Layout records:
--- --- ---

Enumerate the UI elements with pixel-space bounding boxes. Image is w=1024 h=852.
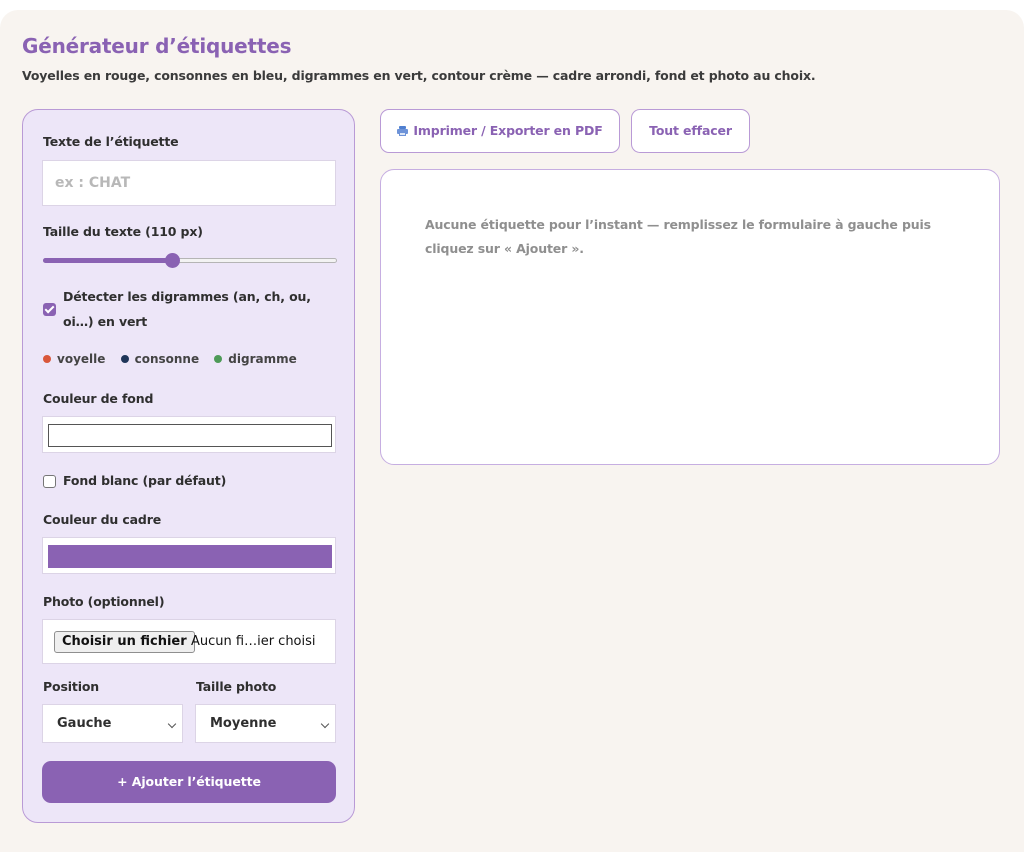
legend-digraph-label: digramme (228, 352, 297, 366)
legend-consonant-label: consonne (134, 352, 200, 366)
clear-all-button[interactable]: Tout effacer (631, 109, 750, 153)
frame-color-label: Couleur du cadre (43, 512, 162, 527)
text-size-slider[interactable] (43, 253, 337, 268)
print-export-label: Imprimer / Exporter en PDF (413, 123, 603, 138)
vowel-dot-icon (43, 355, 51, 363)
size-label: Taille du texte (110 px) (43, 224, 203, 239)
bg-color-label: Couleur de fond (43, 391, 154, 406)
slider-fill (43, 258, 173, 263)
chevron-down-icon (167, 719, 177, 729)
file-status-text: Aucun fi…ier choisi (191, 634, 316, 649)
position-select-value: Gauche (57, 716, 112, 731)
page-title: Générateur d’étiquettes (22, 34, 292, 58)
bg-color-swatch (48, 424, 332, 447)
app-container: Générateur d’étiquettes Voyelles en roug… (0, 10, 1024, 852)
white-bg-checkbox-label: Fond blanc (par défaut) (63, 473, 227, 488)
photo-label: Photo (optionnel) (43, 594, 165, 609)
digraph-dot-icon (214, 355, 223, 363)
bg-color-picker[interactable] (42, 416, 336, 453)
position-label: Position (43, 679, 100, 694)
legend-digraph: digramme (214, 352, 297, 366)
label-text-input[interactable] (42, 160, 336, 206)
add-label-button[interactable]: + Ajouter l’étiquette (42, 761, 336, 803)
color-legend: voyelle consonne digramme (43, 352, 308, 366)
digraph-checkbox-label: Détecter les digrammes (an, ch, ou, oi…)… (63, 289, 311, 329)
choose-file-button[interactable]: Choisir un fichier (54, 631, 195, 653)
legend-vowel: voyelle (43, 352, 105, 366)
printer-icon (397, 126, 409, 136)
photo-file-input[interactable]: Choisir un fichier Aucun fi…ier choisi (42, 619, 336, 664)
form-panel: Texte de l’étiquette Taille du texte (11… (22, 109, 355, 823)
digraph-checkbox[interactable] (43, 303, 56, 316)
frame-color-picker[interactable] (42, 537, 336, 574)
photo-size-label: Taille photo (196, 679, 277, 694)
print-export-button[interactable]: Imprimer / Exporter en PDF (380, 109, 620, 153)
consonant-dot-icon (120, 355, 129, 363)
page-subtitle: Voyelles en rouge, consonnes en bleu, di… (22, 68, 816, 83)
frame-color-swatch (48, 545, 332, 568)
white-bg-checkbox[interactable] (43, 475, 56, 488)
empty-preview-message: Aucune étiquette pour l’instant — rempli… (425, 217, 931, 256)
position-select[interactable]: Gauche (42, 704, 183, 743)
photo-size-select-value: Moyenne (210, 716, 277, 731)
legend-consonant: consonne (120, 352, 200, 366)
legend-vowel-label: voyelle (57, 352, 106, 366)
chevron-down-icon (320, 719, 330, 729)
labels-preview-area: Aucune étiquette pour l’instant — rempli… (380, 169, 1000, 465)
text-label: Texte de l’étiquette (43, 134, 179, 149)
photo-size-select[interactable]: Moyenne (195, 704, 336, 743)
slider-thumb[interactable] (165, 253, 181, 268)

--- --- ---

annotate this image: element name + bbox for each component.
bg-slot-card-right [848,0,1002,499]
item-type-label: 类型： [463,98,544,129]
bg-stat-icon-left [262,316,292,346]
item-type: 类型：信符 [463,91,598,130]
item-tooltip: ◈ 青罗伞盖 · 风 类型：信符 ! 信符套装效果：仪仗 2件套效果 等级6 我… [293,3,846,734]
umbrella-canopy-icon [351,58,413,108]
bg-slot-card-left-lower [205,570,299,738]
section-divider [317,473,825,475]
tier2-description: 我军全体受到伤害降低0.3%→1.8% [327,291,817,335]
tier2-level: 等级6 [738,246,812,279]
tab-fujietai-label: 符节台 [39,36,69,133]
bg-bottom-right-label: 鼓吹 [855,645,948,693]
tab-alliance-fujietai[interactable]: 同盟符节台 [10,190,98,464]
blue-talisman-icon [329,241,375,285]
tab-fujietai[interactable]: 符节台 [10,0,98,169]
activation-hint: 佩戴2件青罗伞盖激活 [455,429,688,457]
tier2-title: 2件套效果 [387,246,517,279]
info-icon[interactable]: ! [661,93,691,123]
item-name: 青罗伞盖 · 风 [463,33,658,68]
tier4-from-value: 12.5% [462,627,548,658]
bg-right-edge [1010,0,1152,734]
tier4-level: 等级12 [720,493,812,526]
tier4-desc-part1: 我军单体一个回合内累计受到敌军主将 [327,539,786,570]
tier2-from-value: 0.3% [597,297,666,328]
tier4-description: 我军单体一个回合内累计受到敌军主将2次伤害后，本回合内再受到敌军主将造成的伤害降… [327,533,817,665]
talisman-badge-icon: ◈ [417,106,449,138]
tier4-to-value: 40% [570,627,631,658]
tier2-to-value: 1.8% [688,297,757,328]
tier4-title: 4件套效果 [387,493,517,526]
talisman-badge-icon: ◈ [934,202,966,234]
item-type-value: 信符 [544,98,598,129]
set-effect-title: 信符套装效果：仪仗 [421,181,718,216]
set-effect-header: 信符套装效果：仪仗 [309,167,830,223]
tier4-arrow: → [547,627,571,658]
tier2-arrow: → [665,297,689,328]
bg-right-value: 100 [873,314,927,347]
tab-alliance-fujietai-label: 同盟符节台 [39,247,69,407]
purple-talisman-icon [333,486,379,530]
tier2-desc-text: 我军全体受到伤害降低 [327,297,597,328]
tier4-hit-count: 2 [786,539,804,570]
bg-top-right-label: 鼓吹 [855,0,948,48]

--- --- ---

» WORK TO COMPLETE
Extract every line of the material above that contains the string "legend", matching case exactly.

» CORRECT RESULT
legend-digraph-label: digramme (228, 352, 297, 366)
legend-consonant-label: consonne (134, 352, 200, 366)
legend-digraph: digramme (214, 352, 297, 366)
color-legend: voyelle consonne digramme (43, 352, 308, 366)
legend-vowel: voyelle (43, 352, 105, 366)
legend-consonant: consonne (120, 352, 200, 366)
legend-vowel-label: voyelle (57, 352, 106, 366)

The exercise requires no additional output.